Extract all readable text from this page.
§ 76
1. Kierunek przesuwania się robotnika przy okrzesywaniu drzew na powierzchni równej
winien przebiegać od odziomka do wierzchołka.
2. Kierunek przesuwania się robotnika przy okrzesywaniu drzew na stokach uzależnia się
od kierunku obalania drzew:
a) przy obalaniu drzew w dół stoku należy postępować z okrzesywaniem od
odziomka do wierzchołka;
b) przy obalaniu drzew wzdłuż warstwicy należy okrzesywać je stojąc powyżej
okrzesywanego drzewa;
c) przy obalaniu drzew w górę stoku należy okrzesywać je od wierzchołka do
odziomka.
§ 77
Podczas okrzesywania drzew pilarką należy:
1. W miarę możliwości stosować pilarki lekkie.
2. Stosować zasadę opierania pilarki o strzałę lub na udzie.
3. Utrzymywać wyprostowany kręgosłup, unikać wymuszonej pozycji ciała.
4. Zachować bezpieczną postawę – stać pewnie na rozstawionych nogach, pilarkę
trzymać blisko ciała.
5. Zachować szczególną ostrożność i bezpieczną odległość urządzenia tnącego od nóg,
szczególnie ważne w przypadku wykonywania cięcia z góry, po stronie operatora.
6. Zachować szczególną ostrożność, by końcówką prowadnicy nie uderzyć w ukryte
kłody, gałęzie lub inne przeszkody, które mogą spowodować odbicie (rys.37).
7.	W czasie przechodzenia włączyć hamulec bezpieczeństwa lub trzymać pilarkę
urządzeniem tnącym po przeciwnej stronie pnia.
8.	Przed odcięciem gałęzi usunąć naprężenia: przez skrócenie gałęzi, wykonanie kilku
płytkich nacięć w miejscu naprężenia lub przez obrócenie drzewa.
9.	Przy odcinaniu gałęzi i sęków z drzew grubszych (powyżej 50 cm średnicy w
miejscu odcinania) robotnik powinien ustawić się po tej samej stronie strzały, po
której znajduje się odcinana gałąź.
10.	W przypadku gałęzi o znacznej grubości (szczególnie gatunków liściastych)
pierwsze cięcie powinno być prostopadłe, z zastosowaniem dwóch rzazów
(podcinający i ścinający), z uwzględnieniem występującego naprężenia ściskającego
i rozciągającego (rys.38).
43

...

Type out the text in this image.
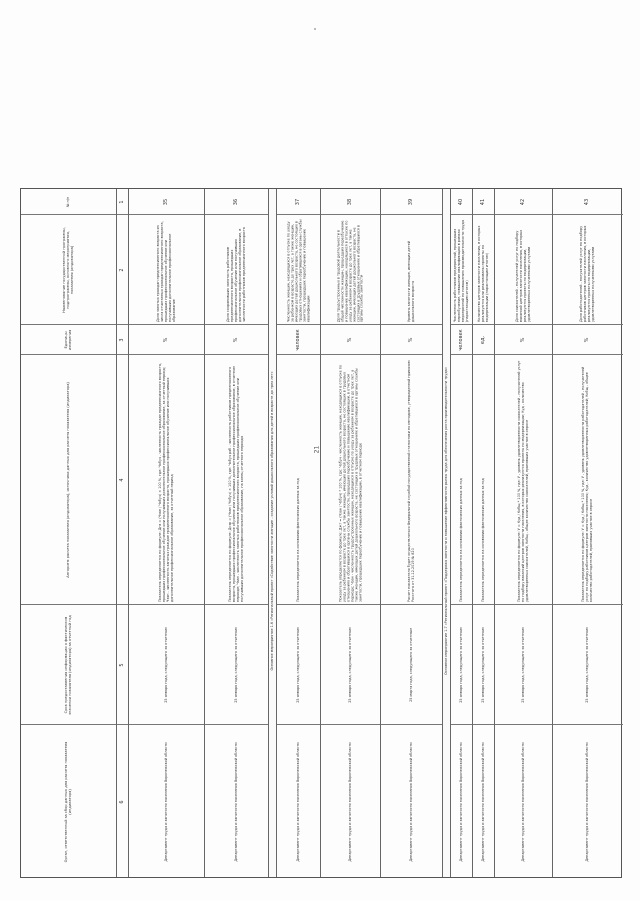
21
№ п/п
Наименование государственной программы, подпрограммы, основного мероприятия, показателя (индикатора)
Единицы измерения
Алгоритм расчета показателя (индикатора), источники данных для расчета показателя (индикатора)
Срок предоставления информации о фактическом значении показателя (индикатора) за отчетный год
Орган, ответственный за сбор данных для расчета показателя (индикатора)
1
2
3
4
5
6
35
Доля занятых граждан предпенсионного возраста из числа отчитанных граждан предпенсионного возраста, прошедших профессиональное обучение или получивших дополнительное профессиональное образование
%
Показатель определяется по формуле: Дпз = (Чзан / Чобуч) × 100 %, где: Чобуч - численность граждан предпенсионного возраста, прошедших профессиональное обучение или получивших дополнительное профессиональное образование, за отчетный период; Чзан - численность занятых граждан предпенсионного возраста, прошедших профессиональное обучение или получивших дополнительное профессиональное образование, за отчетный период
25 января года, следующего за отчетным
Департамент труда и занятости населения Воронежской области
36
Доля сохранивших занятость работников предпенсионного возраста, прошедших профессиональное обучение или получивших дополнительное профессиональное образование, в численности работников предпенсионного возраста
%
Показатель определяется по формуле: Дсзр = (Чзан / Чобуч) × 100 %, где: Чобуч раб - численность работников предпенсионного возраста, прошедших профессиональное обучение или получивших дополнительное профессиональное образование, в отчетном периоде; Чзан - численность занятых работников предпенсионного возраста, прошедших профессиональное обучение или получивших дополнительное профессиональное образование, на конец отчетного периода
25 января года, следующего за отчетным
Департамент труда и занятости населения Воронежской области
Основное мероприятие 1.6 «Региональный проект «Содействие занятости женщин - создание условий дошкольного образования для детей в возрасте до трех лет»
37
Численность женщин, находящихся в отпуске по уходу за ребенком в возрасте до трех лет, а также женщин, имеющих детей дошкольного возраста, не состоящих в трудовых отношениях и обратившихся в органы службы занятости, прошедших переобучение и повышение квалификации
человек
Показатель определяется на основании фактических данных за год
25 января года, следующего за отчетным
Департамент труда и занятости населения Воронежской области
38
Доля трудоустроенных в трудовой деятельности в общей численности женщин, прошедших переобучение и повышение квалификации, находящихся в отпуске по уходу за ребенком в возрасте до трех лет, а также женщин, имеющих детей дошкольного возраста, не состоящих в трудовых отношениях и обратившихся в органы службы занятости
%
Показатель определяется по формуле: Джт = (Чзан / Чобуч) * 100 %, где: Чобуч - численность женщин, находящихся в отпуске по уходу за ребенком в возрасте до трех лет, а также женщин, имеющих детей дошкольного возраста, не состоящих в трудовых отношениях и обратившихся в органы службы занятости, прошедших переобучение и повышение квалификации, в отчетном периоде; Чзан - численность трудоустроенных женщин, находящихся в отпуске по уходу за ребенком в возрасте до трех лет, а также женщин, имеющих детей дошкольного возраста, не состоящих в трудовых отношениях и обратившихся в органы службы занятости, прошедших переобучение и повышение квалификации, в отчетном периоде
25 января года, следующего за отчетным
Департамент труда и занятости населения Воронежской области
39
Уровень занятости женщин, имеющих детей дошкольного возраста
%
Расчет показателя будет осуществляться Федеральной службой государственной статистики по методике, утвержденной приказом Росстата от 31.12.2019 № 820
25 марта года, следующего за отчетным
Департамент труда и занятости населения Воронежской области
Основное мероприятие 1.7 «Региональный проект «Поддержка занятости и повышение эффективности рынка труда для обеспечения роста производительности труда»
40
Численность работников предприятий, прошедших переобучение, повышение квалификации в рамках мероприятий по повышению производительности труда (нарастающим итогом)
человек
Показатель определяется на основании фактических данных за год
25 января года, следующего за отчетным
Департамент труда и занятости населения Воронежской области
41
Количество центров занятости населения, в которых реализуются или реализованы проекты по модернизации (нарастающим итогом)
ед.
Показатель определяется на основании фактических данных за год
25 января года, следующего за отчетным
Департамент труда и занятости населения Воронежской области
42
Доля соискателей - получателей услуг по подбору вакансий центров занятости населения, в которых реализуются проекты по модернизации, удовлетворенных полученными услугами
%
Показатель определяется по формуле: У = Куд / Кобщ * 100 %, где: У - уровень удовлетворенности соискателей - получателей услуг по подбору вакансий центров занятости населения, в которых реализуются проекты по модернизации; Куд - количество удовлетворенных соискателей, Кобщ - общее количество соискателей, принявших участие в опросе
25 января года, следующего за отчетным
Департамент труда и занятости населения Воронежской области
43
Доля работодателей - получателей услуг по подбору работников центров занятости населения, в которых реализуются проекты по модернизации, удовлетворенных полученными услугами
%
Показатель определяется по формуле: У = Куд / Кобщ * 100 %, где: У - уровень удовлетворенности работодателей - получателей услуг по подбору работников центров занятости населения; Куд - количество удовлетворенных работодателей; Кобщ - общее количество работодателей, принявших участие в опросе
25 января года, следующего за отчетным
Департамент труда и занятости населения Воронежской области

* * *

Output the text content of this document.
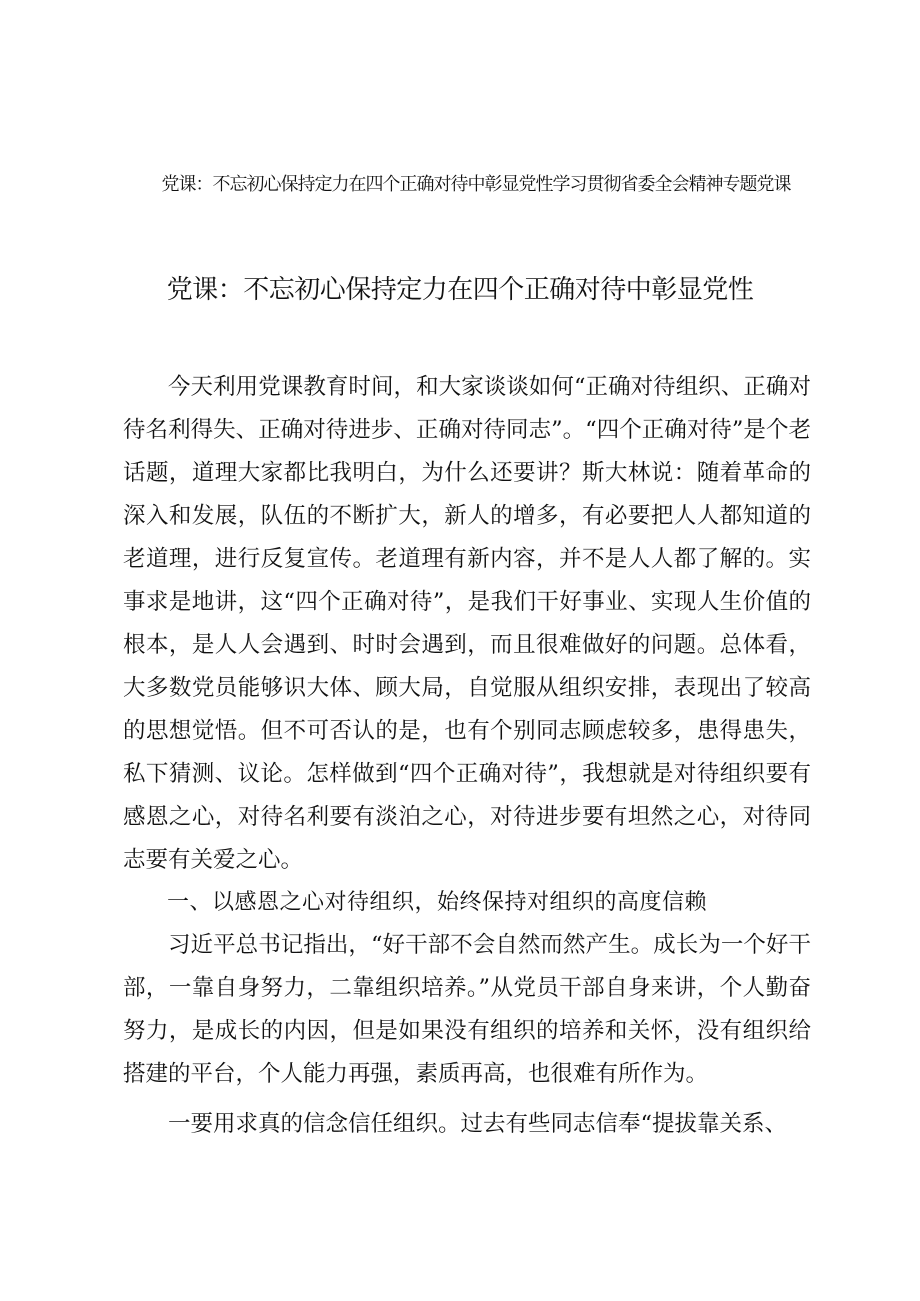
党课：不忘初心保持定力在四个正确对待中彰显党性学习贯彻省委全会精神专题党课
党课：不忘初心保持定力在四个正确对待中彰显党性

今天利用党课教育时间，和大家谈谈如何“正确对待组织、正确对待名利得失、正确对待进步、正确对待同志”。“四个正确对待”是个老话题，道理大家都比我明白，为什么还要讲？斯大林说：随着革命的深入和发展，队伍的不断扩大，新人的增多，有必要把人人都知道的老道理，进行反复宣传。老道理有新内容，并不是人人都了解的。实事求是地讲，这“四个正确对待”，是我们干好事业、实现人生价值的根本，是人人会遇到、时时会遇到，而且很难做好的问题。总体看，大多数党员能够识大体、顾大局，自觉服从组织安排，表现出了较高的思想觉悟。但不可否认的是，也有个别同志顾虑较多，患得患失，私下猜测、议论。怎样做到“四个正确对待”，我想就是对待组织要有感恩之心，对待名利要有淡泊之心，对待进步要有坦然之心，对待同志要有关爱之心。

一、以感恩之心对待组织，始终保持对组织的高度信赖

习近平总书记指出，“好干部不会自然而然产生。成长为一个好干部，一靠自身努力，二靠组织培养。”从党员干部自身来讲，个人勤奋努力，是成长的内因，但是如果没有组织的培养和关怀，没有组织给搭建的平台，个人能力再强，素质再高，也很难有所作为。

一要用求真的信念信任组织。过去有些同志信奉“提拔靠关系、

### Short problem
Pick out every line of the listing containing the word "реализуются", and show those lines.

### Solution to this task
Количество центров занятости населения, в которых реализуются или реализованы проекты по модернизации (нарастающим итогом)
Доля соискателей - получателей услуг по подбору вакансий центров занятости населения, в которых реализуются проекты по модернизации, удовлетворенных полученными услугами
Показатель определяется по формуле: У = Куд / Кобщ * 100 %, где: У - уровень удовлетворенности соискателей - получателей услуг по подбору вакансий центров занятости населения, в которых реализуются проекты по модернизации; Куд - количество удовлетворенных соискателей, Кобщ - общее количество соискателей, принявших участие в опросе
Доля работодателей - получателей услуг по подбору работников центров занятости населения, в которых реализуются проекты по модернизации, удовлетворенных полученными услугами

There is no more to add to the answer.